Using the material below, work out how many lines contain the word "συγχώνευσις". Reply with the number and nothing more.

-- INFORMATION SUPPLIED start --

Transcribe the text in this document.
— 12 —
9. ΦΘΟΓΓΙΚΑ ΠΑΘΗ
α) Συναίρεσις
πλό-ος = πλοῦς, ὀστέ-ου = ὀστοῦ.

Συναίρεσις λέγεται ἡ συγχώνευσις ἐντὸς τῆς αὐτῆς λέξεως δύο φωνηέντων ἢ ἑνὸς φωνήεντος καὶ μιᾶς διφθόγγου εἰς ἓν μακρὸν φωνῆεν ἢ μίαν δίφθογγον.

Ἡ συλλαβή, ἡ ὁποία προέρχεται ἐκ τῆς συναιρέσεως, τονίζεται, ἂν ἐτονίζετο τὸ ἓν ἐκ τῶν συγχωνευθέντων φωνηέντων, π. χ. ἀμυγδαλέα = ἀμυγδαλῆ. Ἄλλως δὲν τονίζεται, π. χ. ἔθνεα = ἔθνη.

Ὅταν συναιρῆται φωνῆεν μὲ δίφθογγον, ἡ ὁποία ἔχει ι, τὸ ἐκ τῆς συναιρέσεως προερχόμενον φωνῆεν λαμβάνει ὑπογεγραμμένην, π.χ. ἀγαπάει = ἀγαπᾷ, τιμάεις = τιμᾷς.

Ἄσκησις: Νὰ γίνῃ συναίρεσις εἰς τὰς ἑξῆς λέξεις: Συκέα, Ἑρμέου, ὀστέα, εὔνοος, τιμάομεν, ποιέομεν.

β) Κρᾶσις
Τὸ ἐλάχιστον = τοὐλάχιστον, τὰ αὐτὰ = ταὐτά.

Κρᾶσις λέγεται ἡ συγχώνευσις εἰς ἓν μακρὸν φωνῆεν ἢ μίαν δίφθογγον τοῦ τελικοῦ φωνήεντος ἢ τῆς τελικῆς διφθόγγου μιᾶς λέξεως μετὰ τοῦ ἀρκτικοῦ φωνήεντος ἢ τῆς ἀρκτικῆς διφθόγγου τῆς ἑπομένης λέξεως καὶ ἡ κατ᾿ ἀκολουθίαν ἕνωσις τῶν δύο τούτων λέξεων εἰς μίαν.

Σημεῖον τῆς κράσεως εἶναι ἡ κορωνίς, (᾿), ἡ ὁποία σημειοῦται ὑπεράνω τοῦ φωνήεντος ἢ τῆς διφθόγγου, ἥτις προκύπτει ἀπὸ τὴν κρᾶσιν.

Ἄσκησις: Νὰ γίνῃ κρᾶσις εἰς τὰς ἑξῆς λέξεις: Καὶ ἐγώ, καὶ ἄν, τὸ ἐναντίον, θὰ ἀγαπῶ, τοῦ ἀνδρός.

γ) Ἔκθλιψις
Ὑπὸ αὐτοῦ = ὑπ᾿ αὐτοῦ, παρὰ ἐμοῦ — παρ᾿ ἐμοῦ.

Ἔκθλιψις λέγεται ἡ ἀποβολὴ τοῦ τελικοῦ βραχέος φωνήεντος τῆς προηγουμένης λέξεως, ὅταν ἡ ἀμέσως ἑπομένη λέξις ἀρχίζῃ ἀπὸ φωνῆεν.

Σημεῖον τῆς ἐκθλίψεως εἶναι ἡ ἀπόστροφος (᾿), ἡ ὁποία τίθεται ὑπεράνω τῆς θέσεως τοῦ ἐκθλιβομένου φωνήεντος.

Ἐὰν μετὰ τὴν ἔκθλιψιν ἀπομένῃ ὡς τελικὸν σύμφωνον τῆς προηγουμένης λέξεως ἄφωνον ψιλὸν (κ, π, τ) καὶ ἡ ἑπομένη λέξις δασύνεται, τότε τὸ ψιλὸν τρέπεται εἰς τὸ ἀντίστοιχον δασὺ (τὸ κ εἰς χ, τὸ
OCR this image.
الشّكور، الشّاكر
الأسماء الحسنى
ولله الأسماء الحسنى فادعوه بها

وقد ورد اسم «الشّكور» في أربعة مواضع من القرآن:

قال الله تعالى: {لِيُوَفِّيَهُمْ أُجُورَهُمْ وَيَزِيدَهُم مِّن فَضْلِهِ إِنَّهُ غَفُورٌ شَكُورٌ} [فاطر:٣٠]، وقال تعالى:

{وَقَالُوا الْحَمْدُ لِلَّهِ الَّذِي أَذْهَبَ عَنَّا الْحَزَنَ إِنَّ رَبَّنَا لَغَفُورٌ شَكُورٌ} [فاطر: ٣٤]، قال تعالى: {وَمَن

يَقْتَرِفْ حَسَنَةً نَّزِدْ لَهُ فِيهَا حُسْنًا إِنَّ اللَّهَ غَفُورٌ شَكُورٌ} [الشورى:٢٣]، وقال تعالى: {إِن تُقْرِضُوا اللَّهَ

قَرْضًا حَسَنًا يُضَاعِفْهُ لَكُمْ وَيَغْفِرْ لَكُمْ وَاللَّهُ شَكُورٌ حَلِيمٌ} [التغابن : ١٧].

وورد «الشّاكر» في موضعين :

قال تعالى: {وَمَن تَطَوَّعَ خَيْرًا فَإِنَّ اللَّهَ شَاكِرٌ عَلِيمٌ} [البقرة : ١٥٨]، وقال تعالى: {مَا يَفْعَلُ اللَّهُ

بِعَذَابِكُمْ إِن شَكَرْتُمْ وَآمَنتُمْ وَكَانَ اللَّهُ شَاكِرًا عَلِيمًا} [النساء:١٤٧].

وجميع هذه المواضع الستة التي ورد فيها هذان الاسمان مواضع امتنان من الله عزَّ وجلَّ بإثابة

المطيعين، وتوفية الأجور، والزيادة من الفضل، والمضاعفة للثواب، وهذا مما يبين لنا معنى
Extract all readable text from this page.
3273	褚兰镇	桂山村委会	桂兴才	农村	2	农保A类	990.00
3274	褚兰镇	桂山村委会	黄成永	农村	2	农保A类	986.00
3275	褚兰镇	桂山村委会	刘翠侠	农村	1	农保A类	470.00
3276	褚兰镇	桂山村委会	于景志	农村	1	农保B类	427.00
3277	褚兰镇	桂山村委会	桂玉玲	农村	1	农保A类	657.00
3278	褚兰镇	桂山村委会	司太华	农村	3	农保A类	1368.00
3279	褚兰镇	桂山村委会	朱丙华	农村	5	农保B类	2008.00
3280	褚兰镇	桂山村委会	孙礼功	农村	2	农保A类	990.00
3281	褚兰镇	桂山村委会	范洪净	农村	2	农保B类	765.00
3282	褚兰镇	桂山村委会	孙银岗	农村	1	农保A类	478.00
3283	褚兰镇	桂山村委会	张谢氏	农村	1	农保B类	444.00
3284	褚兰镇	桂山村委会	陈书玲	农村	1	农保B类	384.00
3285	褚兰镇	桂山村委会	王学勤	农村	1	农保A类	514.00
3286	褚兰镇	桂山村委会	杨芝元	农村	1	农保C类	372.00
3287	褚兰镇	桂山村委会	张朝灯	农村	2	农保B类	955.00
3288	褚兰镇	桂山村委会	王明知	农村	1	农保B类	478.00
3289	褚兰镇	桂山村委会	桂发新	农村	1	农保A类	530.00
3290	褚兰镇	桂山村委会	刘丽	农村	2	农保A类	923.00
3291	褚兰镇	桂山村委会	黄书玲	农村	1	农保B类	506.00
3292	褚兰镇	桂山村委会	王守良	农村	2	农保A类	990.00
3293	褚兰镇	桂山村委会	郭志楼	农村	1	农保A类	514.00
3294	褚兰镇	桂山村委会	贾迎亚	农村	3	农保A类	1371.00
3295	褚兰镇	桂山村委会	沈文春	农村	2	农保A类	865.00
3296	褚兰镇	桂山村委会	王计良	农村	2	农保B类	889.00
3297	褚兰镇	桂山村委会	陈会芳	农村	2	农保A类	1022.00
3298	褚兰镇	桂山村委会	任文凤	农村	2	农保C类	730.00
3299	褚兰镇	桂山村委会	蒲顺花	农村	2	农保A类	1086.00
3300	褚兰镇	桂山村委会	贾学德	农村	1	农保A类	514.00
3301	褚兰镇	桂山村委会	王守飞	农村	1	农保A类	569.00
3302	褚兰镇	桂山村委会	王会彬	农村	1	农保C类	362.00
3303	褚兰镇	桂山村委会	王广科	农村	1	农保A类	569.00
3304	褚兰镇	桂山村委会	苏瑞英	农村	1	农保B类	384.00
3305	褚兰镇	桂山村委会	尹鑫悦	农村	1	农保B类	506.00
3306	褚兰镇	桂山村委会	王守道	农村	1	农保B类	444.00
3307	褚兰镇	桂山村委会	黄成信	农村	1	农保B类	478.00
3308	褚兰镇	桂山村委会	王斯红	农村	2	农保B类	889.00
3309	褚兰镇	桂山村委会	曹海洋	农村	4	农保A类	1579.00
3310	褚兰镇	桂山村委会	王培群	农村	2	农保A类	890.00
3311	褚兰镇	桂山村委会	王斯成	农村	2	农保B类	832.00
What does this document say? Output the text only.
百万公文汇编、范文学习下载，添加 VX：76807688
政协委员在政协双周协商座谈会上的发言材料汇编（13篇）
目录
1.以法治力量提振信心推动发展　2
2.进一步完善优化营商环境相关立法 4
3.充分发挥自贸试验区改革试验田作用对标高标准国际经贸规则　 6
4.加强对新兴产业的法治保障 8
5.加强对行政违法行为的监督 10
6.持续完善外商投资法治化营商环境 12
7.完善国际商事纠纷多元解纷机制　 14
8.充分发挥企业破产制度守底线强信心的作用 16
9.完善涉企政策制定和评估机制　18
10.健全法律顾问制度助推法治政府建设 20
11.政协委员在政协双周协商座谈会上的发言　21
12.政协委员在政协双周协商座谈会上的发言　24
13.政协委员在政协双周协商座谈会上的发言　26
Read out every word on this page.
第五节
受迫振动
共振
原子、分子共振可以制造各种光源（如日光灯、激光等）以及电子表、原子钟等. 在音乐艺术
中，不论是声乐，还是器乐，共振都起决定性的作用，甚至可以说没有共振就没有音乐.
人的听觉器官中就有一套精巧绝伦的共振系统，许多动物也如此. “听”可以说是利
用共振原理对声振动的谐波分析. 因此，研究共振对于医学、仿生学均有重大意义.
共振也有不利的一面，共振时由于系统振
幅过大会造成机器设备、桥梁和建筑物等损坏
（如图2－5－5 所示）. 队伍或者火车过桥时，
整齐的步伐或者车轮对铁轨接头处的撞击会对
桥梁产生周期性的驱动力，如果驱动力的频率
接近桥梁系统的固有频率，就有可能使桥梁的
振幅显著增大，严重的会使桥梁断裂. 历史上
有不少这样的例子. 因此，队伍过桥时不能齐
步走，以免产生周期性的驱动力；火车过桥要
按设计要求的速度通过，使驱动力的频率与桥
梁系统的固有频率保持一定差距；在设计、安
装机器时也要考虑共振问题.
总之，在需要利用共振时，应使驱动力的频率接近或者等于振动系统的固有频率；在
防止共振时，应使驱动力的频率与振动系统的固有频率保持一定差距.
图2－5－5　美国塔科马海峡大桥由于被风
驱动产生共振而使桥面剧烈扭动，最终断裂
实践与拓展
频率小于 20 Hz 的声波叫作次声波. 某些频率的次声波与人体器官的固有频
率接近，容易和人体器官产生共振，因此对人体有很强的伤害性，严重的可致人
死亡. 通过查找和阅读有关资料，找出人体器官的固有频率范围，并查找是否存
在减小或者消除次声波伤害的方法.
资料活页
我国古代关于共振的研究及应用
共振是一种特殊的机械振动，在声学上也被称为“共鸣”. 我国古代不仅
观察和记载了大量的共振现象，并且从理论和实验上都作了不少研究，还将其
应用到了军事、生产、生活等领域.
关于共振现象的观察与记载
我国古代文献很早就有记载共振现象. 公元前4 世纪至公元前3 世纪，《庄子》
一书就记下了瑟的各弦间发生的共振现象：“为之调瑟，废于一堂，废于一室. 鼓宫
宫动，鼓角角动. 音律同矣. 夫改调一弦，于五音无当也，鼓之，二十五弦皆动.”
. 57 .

-- INFORMATION SUPPLIED end --

=== RESPONSE ===
2